*TASK OBJECTIVE*
Find every line in the records below that holds the word "this", and copy each one.
-- START PROVIDED ENTRIES --
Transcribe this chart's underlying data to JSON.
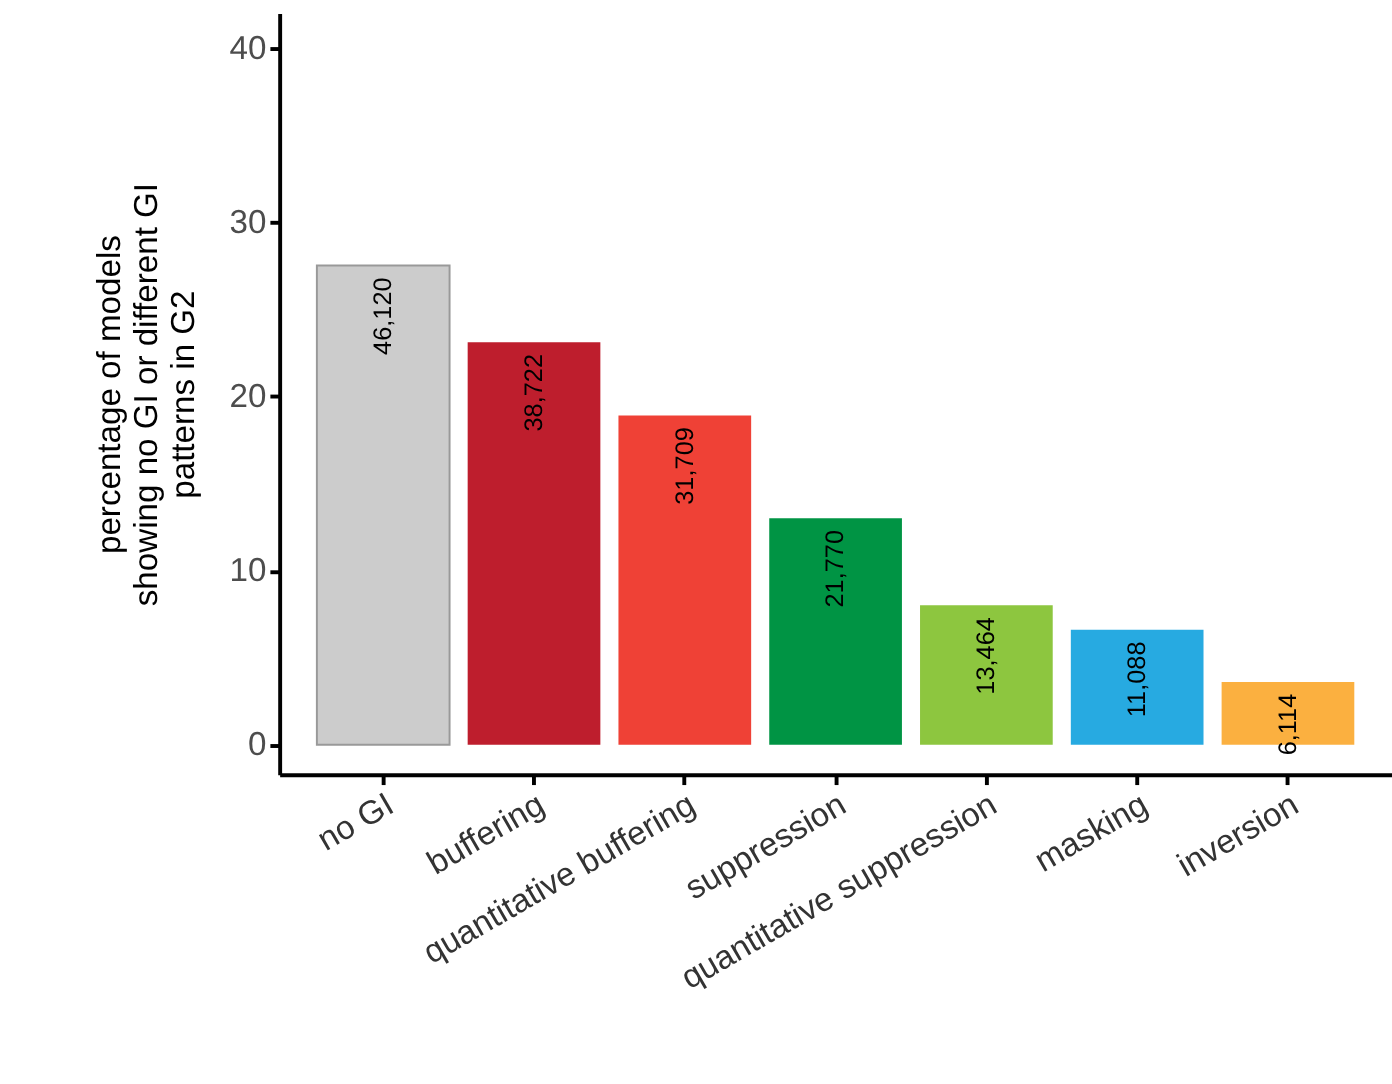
{
  "chart_data": {
    "type": "bar",
    "ylabel": "percentage of models\nshowing no GI or different GI\npatterns in G2",
    "categories": [
      "no GI",
      "buffering",
      "quantitative buffering",
      "suppression",
      "quantitative suppression",
      "masking",
      "inversion"
    ],
    "values": [
      27.5,
      23.1,
      18.9,
      13.0,
      8.0,
      6.6,
      3.6
    ],
    "colors": [
      "#cccccc",
      "#be1e2d",
      "#ef4136",
      "#009444",
      "#8dc63f",
      "#27aae1",
      "#fbb040"
    ],
    "annotations": [
      {
        "text": "46,120",
        "x": "no GI",
        "y": 27.5
      },
      {
        "text": "38,722",
        "x": "buffering",
        "y": 23.1
      },
      {
        "text": "31,709",
        "x": "quantitative buffering",
        "y": 18.9
      },
      {
        "text": "21,770",
        "x": "suppression",
        "y": 13.0
      },
      {
        "text": "13,464",
        "x": "quantitative suppression",
        "y": 8.0
      },
      {
        "text": "11,088",
        "x": "masking",
        "y": 6.6
      },
      {
        "text": "6,114",
        "x": "inversion",
        "y": 3.6
      }
    ],
    "ylim": [
      -1.7,
      42
    ],
    "yticks": [
      0,
      10,
      20,
      30,
      40
    ],
    "grid": false
  }
}
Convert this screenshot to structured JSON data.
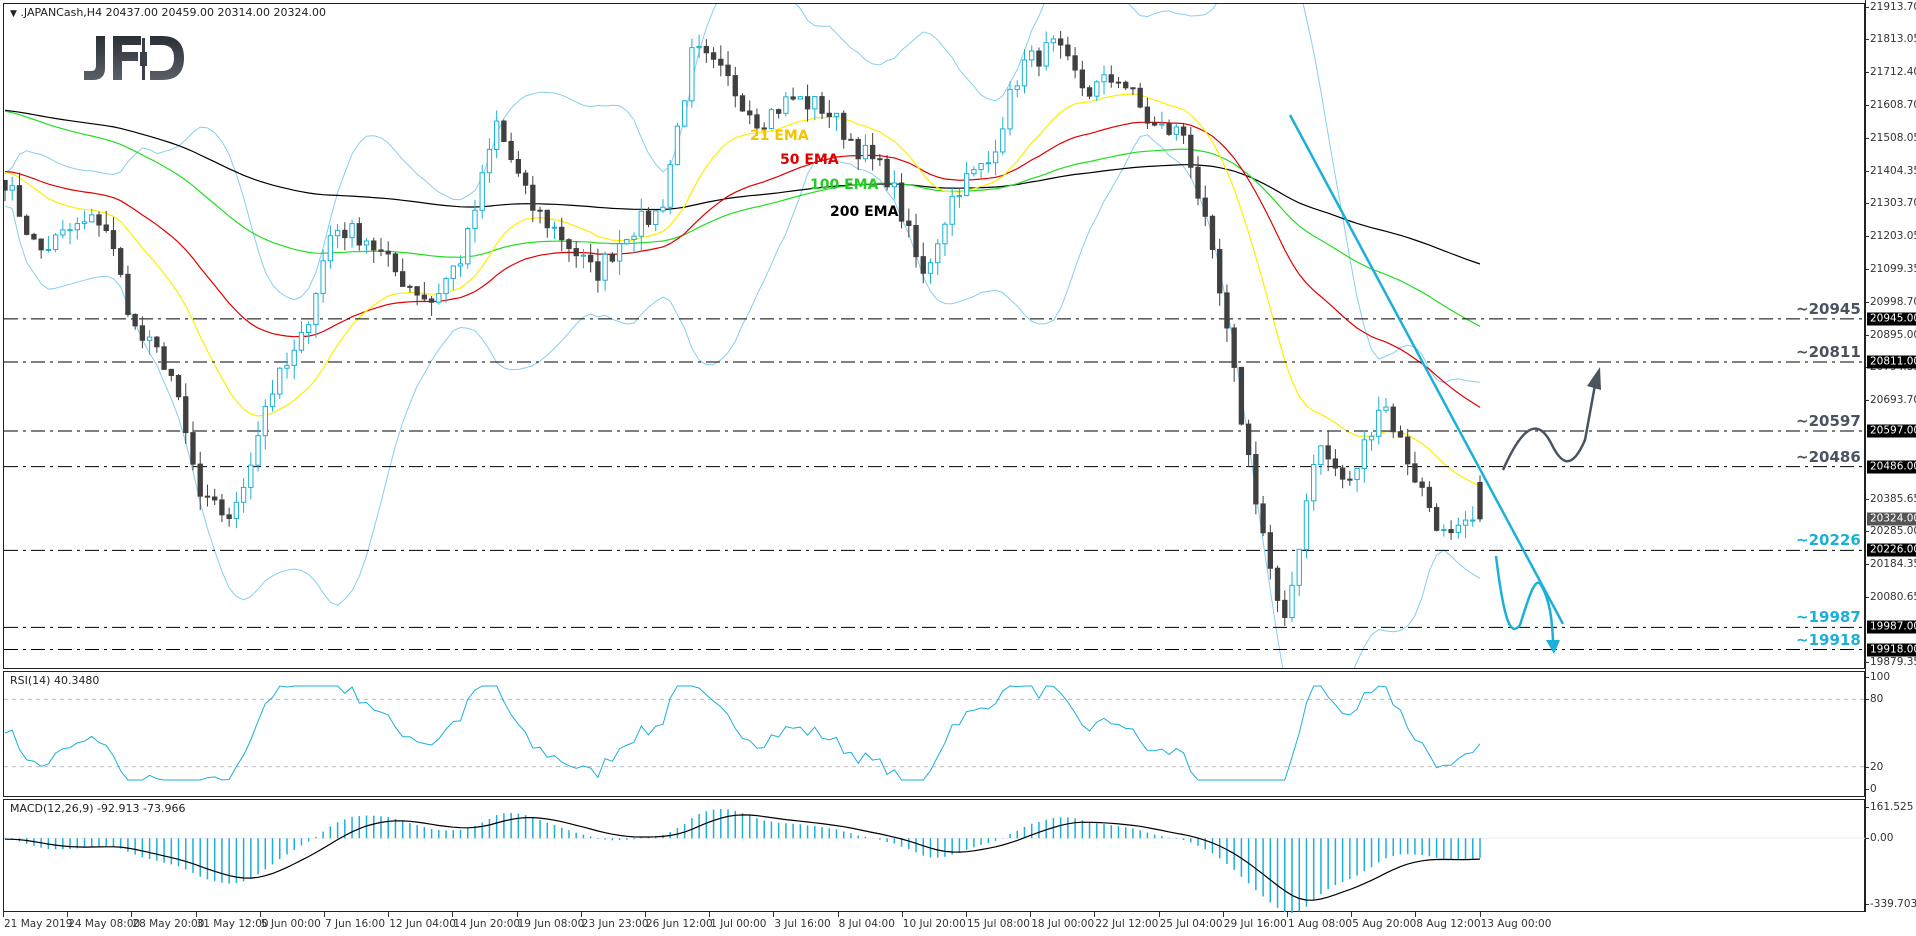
{
  "header": {
    "symbol_line": ".JAPANCash,H4  20437.00 20459.00 20314.00 20324.00",
    "symbol": ".JAPANCash",
    "timeframe": "H4",
    "open": "20437.00",
    "high": "20459.00",
    "low": "20314.00",
    "close": "20324.00"
  },
  "logo": {
    "text": "JFD"
  },
  "rsi": {
    "label": "RSI(14) 40.3480",
    "ticks": [
      "100",
      "80",
      "20",
      "0"
    ]
  },
  "macd": {
    "label": "MACD(12,26,9) -92.913 -73.966",
    "ticks": [
      "161.525",
      "0.00",
      "-339.703"
    ]
  },
  "ema_labels": [
    {
      "text": "21 EMA",
      "color": "#f5c400"
    },
    {
      "text": "50 EMA",
      "color": "#e00000"
    },
    {
      "text": "100 EMA",
      "color": "#22cc22"
    },
    {
      "text": "200 EMA",
      "color": "#000000"
    }
  ],
  "price_ticks": [
    "21913.70",
    "21813.05",
    "21712.40",
    "21608.70",
    "21508.05",
    "21404.35",
    "21303.70",
    "21203.05",
    "21099.35",
    "20998.70",
    "20895.00",
    "20794.35",
    "20693.70",
    "20385.65",
    "20285.00",
    "20184.35",
    "20080.65",
    "19879.35"
  ],
  "level_badges": [
    "20945.00",
    "20811.00",
    "20597.00",
    "20486.00",
    "20226.00",
    "19987.00",
    "19918.00"
  ],
  "current_price_badge": "20324.00",
  "level_labels": [
    {
      "text": "~20945",
      "value": 20945,
      "color": "#4a5460"
    },
    {
      "text": "~20811",
      "value": 20811,
      "color": "#4a5460"
    },
    {
      "text": "~20597",
      "value": 20597,
      "color": "#4a5460"
    },
    {
      "text": "~20486",
      "value": 20486,
      "color": "#4a5460"
    },
    {
      "text": "~20226",
      "value": 20226,
      "color": "#1ab0d8"
    },
    {
      "text": "~19987",
      "value": 19987,
      "color": "#1ab0d8"
    },
    {
      "text": "~19918",
      "value": 19918,
      "color": "#1ab0d8"
    }
  ],
  "time_labels": [
    "21 May 2019",
    "24 May 08:00",
    "28 May 20:00",
    "31 May 12:00",
    "5 Jun 00:00",
    "7 Jun 16:00",
    "12 Jun 04:00",
    "14 Jun 20:00",
    "19 Jun 08:00",
    "23 Jun 23:00",
    "26 Jun 12:00",
    "1 Jul 00:00",
    "3 Jul 16:00",
    "8 Jul 04:00",
    "10 Jul 20:00",
    "15 Jul 08:00",
    "18 Jul 00:00",
    "22 Jul 12:00",
    "25 Jul 04:00",
    "29 Jul 16:00",
    "1 Aug 08:00",
    "5 Aug 20:00",
    "8 Aug 12:00",
    "13 Aug 00:00"
  ],
  "colors": {
    "bull": "#1ab0d8",
    "bear": "#404040",
    "bands": "#87cef0",
    "ema21": "#ffee00",
    "ema50": "#e00000",
    "ema100": "#22dd22",
    "ema200": "#000000",
    "trendline": "#1ab0d8",
    "bull_scenario": "#4a5460",
    "bear_scenario": "#1ab0d8"
  },
  "chart_data": {
    "type": "candlestick",
    "title": ".JAPANCash,H4",
    "xlabel": "",
    "ylabel": "",
    "ylim": [
      19879.35,
      21913.7
    ],
    "ohlc_last": {
      "open": 20437.0,
      "high": 20459.0,
      "low": 20314.0,
      "close": 20324.0
    },
    "close_waypoints": [
      {
        "t": "21 May 2019",
        "price": 21380
      },
      {
        "t": "22 May",
        "price": 21150
      },
      {
        "t": "24 May 08:00",
        "price": 21220
      },
      {
        "t": "25 May",
        "price": 21260
      },
      {
        "t": "28 May 20:00",
        "price": 20900
      },
      {
        "t": "30 May",
        "price": 20800
      },
      {
        "t": "31 May 12:00",
        "price": 20370
      },
      {
        "t": "3 Jun",
        "price": 20330
      },
      {
        "t": "5 Jun 00:00",
        "price": 20700
      },
      {
        "t": "6 Jun",
        "price": 20860
      },
      {
        "t": "7 Jun 16:00",
        "price": 21230
      },
      {
        "t": "11 Jun",
        "price": 21200
      },
      {
        "t": "12 Jun 04:00",
        "price": 21080
      },
      {
        "t": "14 Jun 20:00",
        "price": 21000
      },
      {
        "t": "17 Jun",
        "price": 21150
      },
      {
        "t": "19 Jun 08:00",
        "price": 21550
      },
      {
        "t": "20 Jun",
        "price": 21300
      },
      {
        "t": "23 Jun 23:00",
        "price": 21200
      },
      {
        "t": "25 Jun",
        "price": 21080
      },
      {
        "t": "26 Jun 12:00",
        "price": 21220
      },
      {
        "t": "28 Jun",
        "price": 21280
      },
      {
        "t": "1 Jul 00:00",
        "price": 21780
      },
      {
        "t": "3 Jul 16:00",
        "price": 21690
      },
      {
        "t": "8 Jul 04:00",
        "price": 21560
      },
      {
        "t": "10 Jul 20:00",
        "price": 21630
      },
      {
        "t": "12 Jul",
        "price": 21600
      },
      {
        "t": "15 Jul 08:00",
        "price": 21480
      },
      {
        "t": "17 Jul",
        "price": 21380
      },
      {
        "t": "18 Jul 00:00",
        "price": 21070
      },
      {
        "t": "19 Jul",
        "price": 21350
      },
      {
        "t": "22 Jul 12:00",
        "price": 21430
      },
      {
        "t": "24 Jul",
        "price": 21730
      },
      {
        "t": "25 Jul 04:00",
        "price": 21790
      },
      {
        "t": "26 Jul",
        "price": 21650
      },
      {
        "t": "29 Jul 16:00",
        "price": 21700
      },
      {
        "t": "30 Jul",
        "price": 21540
      },
      {
        "t": "1 Aug 08:00",
        "price": 21520
      },
      {
        "t": "2 Aug",
        "price": 21050
      },
      {
        "t": "5 Aug",
        "price": 20480
      },
      {
        "t": "5 Aug 20:00",
        "price": 19960
      },
      {
        "t": "6 Aug",
        "price": 20560
      },
      {
        "t": "7 Aug",
        "price": 20420
      },
      {
        "t": "8 Aug 12:00",
        "price": 20700
      },
      {
        "t": "9 Aug",
        "price": 20460
      },
      {
        "t": "12 Aug",
        "price": 20250
      },
      {
        "t": "13 Aug 00:00",
        "price": 20324
      }
    ],
    "indicators": {
      "ema": [
        21,
        50,
        100,
        200
      ],
      "bollinger_bands": true,
      "rsi": {
        "period": 14,
        "value": 40.348,
        "levels": [
          20,
          80
        ],
        "range": [
          0,
          100
        ]
      },
      "macd": {
        "params": [
          12,
          26,
          9
        ],
        "main": -92.913,
        "signal": -73.966,
        "range": [
          -339.703,
          161.525
        ]
      }
    },
    "horizontal_levels": [
      20945,
      20811,
      20597,
      20486,
      20226,
      19987,
      19918
    ],
    "annotations": [
      "downtrend line from ~21580 (1 Aug) to ~20000",
      "bullish scenario arrow toward 20811",
      "bearish scenario arrow toward 19918"
    ]
  }
}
-- END PROVIDED ENTRIES --
*CORRECT RESULT*
Transcribe this chart's underlying data to JSON.
Convert this screenshot to structured JSON data.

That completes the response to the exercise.